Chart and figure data
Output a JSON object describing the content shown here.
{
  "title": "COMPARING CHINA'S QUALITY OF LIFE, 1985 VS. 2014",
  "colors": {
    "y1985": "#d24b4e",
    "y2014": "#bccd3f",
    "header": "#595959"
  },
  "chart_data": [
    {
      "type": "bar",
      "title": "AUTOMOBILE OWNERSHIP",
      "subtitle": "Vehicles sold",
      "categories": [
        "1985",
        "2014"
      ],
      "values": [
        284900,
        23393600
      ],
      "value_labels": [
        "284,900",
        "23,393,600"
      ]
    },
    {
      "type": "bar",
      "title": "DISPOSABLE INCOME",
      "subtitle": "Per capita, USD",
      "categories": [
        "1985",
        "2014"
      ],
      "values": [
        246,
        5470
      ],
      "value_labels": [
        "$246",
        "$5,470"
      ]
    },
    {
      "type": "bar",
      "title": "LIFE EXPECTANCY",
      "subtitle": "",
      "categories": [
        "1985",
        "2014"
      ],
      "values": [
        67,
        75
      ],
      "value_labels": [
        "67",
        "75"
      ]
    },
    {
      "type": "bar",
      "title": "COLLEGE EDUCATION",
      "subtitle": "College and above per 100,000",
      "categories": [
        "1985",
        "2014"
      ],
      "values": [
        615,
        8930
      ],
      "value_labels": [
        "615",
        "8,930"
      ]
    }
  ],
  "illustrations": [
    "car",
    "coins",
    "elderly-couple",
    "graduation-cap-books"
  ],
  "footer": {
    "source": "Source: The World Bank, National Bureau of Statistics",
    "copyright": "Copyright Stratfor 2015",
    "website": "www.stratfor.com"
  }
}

REQUIREMENTS — Count the lines in the material above where the string "LIFE" appears, then state only that count.

ANSWER TO THE PROBLEM — 2